» Requirement
Locate each line with the string "Assembly" in the listing below and copy it.

* Begin *

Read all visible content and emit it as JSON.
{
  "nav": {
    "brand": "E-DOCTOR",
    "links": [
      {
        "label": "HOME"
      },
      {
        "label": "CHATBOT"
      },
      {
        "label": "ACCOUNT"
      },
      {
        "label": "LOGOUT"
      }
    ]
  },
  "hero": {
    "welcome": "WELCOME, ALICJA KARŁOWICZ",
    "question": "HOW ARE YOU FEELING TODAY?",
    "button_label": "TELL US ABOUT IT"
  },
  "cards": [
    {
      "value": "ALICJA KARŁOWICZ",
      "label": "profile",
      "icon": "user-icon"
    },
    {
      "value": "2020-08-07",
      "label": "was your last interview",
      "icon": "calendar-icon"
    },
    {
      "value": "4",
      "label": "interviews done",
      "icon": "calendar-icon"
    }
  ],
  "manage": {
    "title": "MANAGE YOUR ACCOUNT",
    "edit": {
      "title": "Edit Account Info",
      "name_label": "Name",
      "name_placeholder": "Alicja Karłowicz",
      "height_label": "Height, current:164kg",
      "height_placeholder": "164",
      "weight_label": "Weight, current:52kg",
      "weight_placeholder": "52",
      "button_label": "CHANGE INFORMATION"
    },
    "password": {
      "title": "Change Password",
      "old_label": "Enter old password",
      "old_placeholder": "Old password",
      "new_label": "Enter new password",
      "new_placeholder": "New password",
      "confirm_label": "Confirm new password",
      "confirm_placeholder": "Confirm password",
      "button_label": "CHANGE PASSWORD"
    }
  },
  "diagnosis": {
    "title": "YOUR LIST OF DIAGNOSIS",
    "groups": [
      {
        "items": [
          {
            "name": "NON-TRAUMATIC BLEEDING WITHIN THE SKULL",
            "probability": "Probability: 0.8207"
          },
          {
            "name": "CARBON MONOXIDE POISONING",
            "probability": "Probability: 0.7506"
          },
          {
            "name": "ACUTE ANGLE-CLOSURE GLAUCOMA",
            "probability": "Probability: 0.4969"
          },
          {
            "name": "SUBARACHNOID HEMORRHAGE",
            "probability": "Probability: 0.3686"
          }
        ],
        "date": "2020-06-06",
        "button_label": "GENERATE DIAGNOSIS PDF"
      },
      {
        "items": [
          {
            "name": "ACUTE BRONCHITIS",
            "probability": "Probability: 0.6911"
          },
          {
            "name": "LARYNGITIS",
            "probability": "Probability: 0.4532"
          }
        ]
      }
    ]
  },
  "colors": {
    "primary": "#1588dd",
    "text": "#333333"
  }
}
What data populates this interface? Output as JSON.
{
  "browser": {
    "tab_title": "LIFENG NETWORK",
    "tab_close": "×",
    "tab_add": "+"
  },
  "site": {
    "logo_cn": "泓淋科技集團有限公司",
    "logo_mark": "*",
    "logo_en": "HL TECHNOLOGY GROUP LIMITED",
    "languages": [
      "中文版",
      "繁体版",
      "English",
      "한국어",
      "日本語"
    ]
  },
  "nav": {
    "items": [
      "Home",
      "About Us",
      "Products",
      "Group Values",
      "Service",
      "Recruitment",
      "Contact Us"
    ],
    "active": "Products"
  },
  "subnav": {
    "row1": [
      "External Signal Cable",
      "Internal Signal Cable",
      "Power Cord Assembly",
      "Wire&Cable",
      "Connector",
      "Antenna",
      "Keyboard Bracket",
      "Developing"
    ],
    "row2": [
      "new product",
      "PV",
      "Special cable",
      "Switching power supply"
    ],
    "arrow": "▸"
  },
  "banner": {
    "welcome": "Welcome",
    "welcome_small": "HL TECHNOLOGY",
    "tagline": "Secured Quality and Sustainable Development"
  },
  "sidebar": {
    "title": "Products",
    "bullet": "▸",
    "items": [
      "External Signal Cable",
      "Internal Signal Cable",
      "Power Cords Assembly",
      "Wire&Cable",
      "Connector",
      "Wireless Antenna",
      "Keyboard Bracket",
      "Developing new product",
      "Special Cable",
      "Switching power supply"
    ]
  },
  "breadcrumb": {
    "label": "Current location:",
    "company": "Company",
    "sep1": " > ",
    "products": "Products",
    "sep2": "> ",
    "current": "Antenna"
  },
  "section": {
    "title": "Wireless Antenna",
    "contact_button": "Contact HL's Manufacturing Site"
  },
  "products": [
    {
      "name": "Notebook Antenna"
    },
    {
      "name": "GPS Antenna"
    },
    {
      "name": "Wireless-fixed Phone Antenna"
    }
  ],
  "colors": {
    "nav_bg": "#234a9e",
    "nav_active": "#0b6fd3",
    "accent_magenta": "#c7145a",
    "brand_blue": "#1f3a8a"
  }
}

* End *

» Exercise response
      "Power Cord Assembly",
      "Power Cords Assembly",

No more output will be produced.